Brief:
Identify the lines that include the word "Черненко", then copy all of them.
──────── Supplied information ────────
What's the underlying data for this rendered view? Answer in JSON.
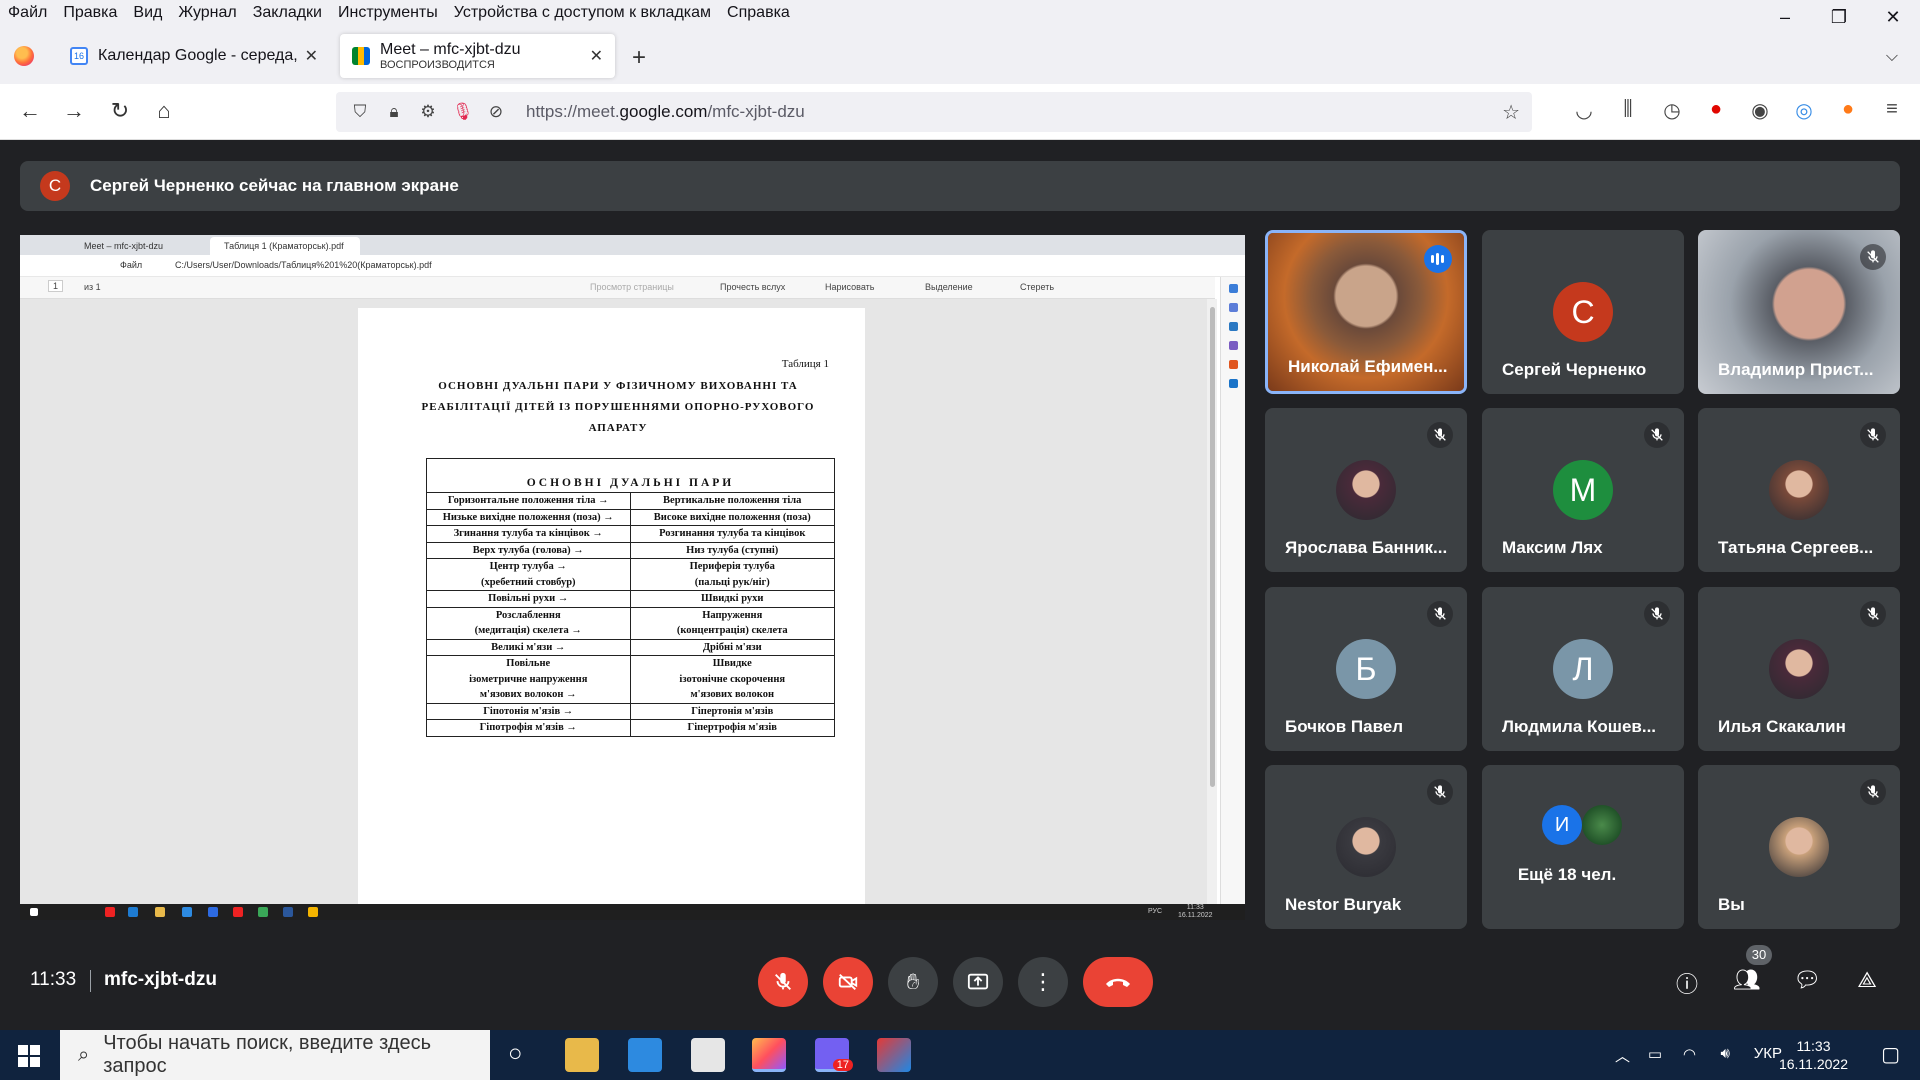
{
  "menubar": {
    "items": [
      "Файл",
      "Правка",
      "Вид",
      "Журнал",
      "Закладки",
      "Инструменты",
      "Устройства с доступом к вкладкам",
      "Справка"
    ]
  },
  "window_controls": {
    "minimize": "–",
    "restore": "❐",
    "close": "✕"
  },
  "tabs": [
    {
      "title": "Календар Google - середа, 16",
      "subtitle": "",
      "icon": "google-calendar-icon"
    },
    {
      "title": "Meet – mfc-xjbt-dzu",
      "subtitle": "ВОСПРОИЗВОДИТСЯ",
      "icon": "google-meet-icon"
    }
  ],
  "urlbar": {
    "url_prefix": "https://meet.",
    "url_domain": "google.com",
    "url_path": "/mfc-xjbt-dzu"
  },
  "banner": {
    "avatar_letter": "С",
    "text": "Сергей Черненко сейчас на главном экране"
  },
  "shared_screen": {
    "browser_tabs": [
      "Meet – mfc-xjbt-dzu",
      "Таблиця 1 (Краматорськ).pdf"
    ],
    "address": "C:/Users/User/Downloads/Таблиця%201%20(Краматорськ).pdf",
    "file_label": "Файл",
    "page_field": "1",
    "page_total": "из 1",
    "toolbar": [
      "Просмотр страницы",
      "Прочесть вслух",
      "Нарисовать",
      "Выделение",
      "Стереть"
    ],
    "document": {
      "table_number": "Таблиця 1",
      "title": "ОСНОВНІ ДУАЛЬНІ ПАРИ У ФІЗИЧНОМУ ВИХОВАННІ ТА РЕАБІЛІТАЦІЇ ДІТЕЙ ІЗ ПОРУШЕННЯМИ ОПОРНО-РУХОВОГО АПАРАТУ",
      "table_header": "ОСНОВНІ ДУАЛЬНІ ПАРИ",
      "rows": [
        [
          "Горизонтальне положення тіла →",
          "Вертикальне положення тіла"
        ],
        [
          "Низьке вихідне положення (поза) →",
          "Високе вихідне положення (поза)"
        ],
        [
          "Згинання тулуба та кінцівок →",
          "Розгинання тулуба та кінцівок"
        ],
        [
          "Верх тулуба (голова) →",
          "Низ тулуба (ступні)"
        ],
        [
          "Центр тулуба →\n(хребетний стовбур)",
          "Периферія тулуба\n(пальці рук/ніг)"
        ],
        [
          "Повільні рухи →",
          "Швидкі рухи"
        ],
        [
          "Розслаблення\n(медитація) скелета →",
          "Напруження\n(концентрація) скелета"
        ],
        [
          "Великі м'язи →",
          "Дрібні м'язи"
        ],
        [
          "Повільне\nізометричне напруження\nм'язових волокон →",
          "Швидке\nізотонічне скорочення\nм'язових волокон"
        ],
        [
          "Гіпотонія м'язів →",
          "Гіпертонія м'язів"
        ],
        [
          "Гіпотрофія м'язів →",
          "Гіпертрофія м'язів"
        ]
      ]
    },
    "taskbar_lang": "РУС",
    "taskbar_time": "11:33",
    "taskbar_date": "16.11.2022"
  },
  "participants": [
    {
      "name": "Николай Ефимен...",
      "type": "video",
      "speaking": true,
      "muted": false
    },
    {
      "name": "Сергей Черненко",
      "type": "letter",
      "letter": "С",
      "color": "#c5391d",
      "muted": false
    },
    {
      "name": "Владимир Прист...",
      "type": "video",
      "muted": true
    },
    {
      "name": "Ярослава Банник...",
      "type": "photo",
      "muted": true
    },
    {
      "name": "Максим Лях",
      "type": "letter",
      "letter": "М",
      "color": "#1e8e3e",
      "muted": true
    },
    {
      "name": "Татьяна Сергеев...",
      "type": "photo",
      "muted": true
    },
    {
      "name": "Бочков Павел",
      "type": "letter",
      "letter": "Б",
      "color": "#7a96a8",
      "muted": true
    },
    {
      "name": "Людмила Кошев...",
      "type": "letter",
      "letter": "Л",
      "color": "#7a96a8",
      "muted": true
    },
    {
      "name": "Илья Скакалин",
      "type": "photo",
      "muted": true
    },
    {
      "name": "Nestor Buryak",
      "type": "photo",
      "muted": true
    },
    {
      "name": "Ещё 18 чел.",
      "type": "more",
      "letter": "И",
      "color": "#1a73e8",
      "muted": false
    },
    {
      "name": "Вы",
      "type": "photo",
      "muted": true
    }
  ],
  "meet_bar": {
    "time": "11:33",
    "code": "mfc-xjbt-dzu",
    "participant_count": "30"
  },
  "windows_taskbar": {
    "search_placeholder": "Чтобы начать поиск, введите здесь запрос",
    "viber_badge": "17",
    "lang": "УКР",
    "time": "11:33",
    "date": "16.11.2022"
  },
  "colors": {
    "meet_bg": "#202124",
    "tile_bg": "#3c4043",
    "red": "#ea4335",
    "blue": "#1a73e8"
  }
}
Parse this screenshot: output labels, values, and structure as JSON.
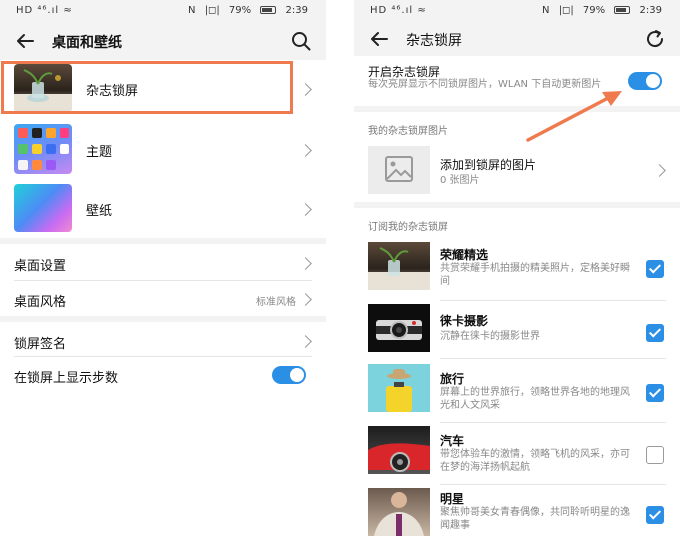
{
  "left": {
    "status": {
      "left": "HD ⁴⁶.ıl ≈",
      "right": [
        "N",
        "|◻|",
        "79%",
        "2:39"
      ]
    },
    "title": "桌面和壁纸",
    "items": [
      {
        "label": "杂志锁屏"
      },
      {
        "label": "主题"
      },
      {
        "label": "壁纸"
      }
    ],
    "settings": [
      {
        "label": "桌面设置",
        "value": ""
      },
      {
        "label": "桌面风格",
        "value": "标准风格"
      }
    ],
    "lock": [
      {
        "label": "锁屏签名"
      },
      {
        "label": "在锁屏上显示步数",
        "toggle_on": true
      }
    ]
  },
  "right": {
    "status": {
      "left": "HD ⁴⁶.ıl ≈",
      "right": [
        "N",
        "|◻|",
        "79%",
        "2:39"
      ]
    },
    "title": "杂志锁屏",
    "enable": {
      "title": "开启杂志锁屏",
      "desc": "每次亮屏显示不同锁屏图片，WLAN 下自动更新图片",
      "toggle_on": true
    },
    "my_pictures": {
      "section": "我的杂志锁屏图片",
      "title": "添加到锁屏的图片",
      "count": "0 张图片"
    },
    "subscribe": {
      "section": "订阅我的杂志锁屏",
      "items": [
        {
          "title": "荣耀精选",
          "desc": "共赏荣耀手机拍摄的精美照片，定格美好瞬间",
          "checked": true
        },
        {
          "title": "徕卡摄影",
          "desc": "沉静在徕卡的摄影世界",
          "checked": true
        },
        {
          "title": "旅行",
          "desc": "屏幕上的世界旅行，领略世界各地的地理风光和人文风采",
          "checked": true
        },
        {
          "title": "汽车",
          "desc": "带您体验车的激情，领略飞机的风采，亦可在梦的海洋扬帆起航",
          "checked": false
        },
        {
          "title": "明星",
          "desc": "聚焦帅哥美女青春偶像，共同聆听明星的逸闻趣事",
          "checked": true
        }
      ]
    }
  },
  "colors": {
    "accent": "#2c8fe6",
    "highlight": "#ef7a4e",
    "background": "#f3f3f3"
  }
}
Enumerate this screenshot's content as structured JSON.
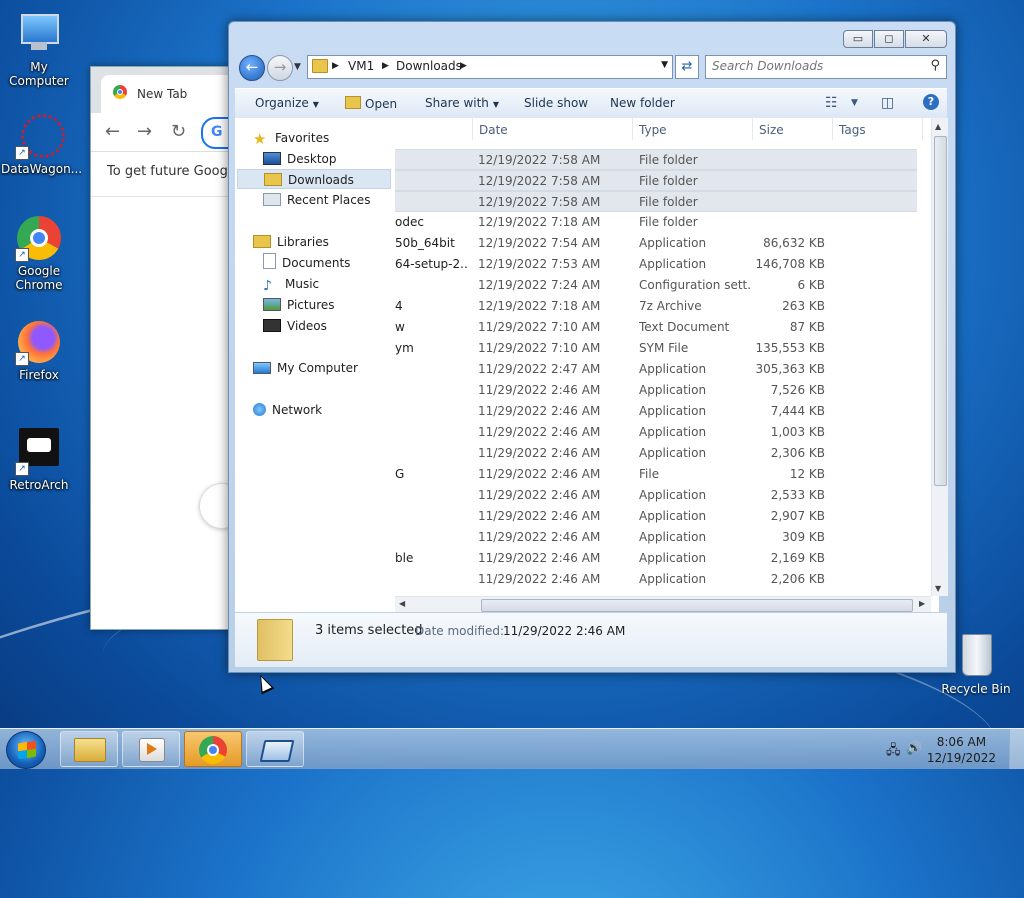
{
  "desktop": {
    "icons": [
      {
        "label": "My Computer"
      },
      {
        "label": "DataWagon..."
      },
      {
        "label": "Google Chrome"
      },
      {
        "label": "Firefox"
      },
      {
        "label": "RetroArch"
      }
    ],
    "recycle_bin": "Recycle Bin"
  },
  "chrome": {
    "tab_title": "New Tab",
    "info_text": "To get future Google"
  },
  "explorer": {
    "window_buttons": {
      "minimize": "▭",
      "maximize": "◻",
      "close": "✕"
    },
    "breadcrumb": [
      "VM1",
      "Downloads"
    ],
    "search_placeholder": "Search Downloads",
    "commands": {
      "organize": "Organize",
      "open": "Open",
      "share_with": "Share with",
      "slide_show": "Slide show",
      "new_folder": "New folder"
    },
    "nav": {
      "favorites": "Favorites",
      "desktop": "Desktop",
      "downloads": "Downloads",
      "recent_places": "Recent Places",
      "libraries": "Libraries",
      "documents": "Documents",
      "music": "Music",
      "pictures": "Pictures",
      "videos": "Videos",
      "my_computer": "My Computer",
      "network": "Network"
    },
    "columns": {
      "date": "Date",
      "type": "Type",
      "size": "Size",
      "tags": "Tags"
    },
    "rows": [
      {
        "name": "",
        "date": "12/19/2022 7:58 AM",
        "type": "File folder",
        "size": "",
        "selected": true
      },
      {
        "name": "",
        "date": "12/19/2022 7:58 AM",
        "type": "File folder",
        "size": "",
        "selected": true
      },
      {
        "name": "",
        "date": "12/19/2022 7:58 AM",
        "type": "File folder",
        "size": "",
        "selected": true
      },
      {
        "name": "odec",
        "date": "12/19/2022 7:18 AM",
        "type": "File folder",
        "size": ""
      },
      {
        "name": "50b_64bit",
        "date": "12/19/2022 7:54 AM",
        "type": "Application",
        "size": "86,632 KB"
      },
      {
        "name": "64-setup-2...",
        "date": "12/19/2022 7:53 AM",
        "type": "Application",
        "size": "146,708 KB"
      },
      {
        "name": "",
        "date": "12/19/2022 7:24 AM",
        "type": "Configuration sett...",
        "size": "6 KB"
      },
      {
        "name": "4",
        "date": "12/19/2022 7:18 AM",
        "type": "7z Archive",
        "size": "263 KB"
      },
      {
        "name": "w",
        "date": "11/29/2022 7:10 AM",
        "type": "Text Document",
        "size": "87 KB"
      },
      {
        "name": "ym",
        "date": "11/29/2022 7:10 AM",
        "type": "SYM File",
        "size": "135,553 KB"
      },
      {
        "name": "",
        "date": "11/29/2022 2:47 AM",
        "type": "Application",
        "size": "305,363 KB"
      },
      {
        "name": "",
        "date": "11/29/2022 2:46 AM",
        "type": "Application",
        "size": "7,526 KB"
      },
      {
        "name": "",
        "date": "11/29/2022 2:46 AM",
        "type": "Application",
        "size": "7,444 KB"
      },
      {
        "name": "",
        "date": "11/29/2022 2:46 AM",
        "type": "Application",
        "size": "1,003 KB"
      },
      {
        "name": "",
        "date": "11/29/2022 2:46 AM",
        "type": "Application",
        "size": "2,306 KB"
      },
      {
        "name": "G",
        "date": "11/29/2022 2:46 AM",
        "type": "File",
        "size": "12 KB"
      },
      {
        "name": "",
        "date": "11/29/2022 2:46 AM",
        "type": "Application",
        "size": "2,533 KB"
      },
      {
        "name": "",
        "date": "11/29/2022 2:46 AM",
        "type": "Application",
        "size": "2,907 KB"
      },
      {
        "name": "",
        "date": "11/29/2022 2:46 AM",
        "type": "Application",
        "size": "309 KB"
      },
      {
        "name": "ble",
        "date": "11/29/2022 2:46 AM",
        "type": "Application",
        "size": "2,169 KB"
      },
      {
        "name": "",
        "date": "11/29/2022 2:46 AM",
        "type": "Application",
        "size": "2,206 KB"
      }
    ],
    "details": {
      "count": "3 items selected",
      "date_label": "Date modified:",
      "date_value": "11/29/2022 2:46 AM"
    }
  },
  "taskbar": {
    "time": "8:06 AM",
    "date": "12/19/2022"
  }
}
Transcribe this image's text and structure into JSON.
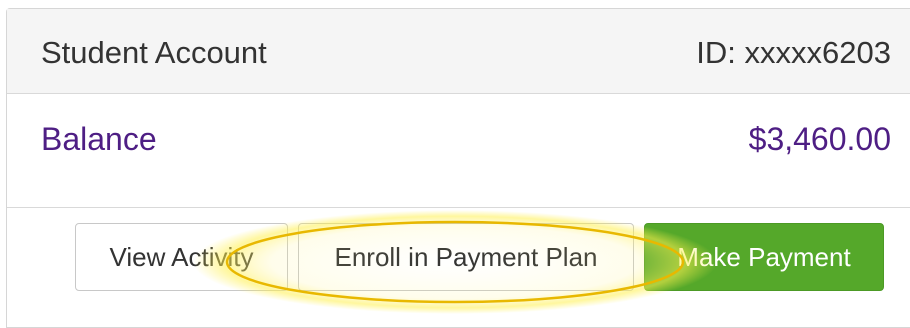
{
  "header": {
    "title": "Student Account",
    "account_id": "ID: xxxxx6203"
  },
  "balance": {
    "label": "Balance",
    "amount": "$3,460.00"
  },
  "actions": {
    "view_activity_label": "View Activity",
    "enroll_plan_label": "Enroll in Payment Plan",
    "make_payment_label": "Make Payment"
  },
  "colors": {
    "accent_purple": "#4e1e84",
    "primary_green": "#55a82a",
    "highlight_yellow": "#f2d400"
  }
}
────────
Completed exercise:
    "text": "Сергей Черненко сейчас на главном экране"
      "name": "Сергей Черненко",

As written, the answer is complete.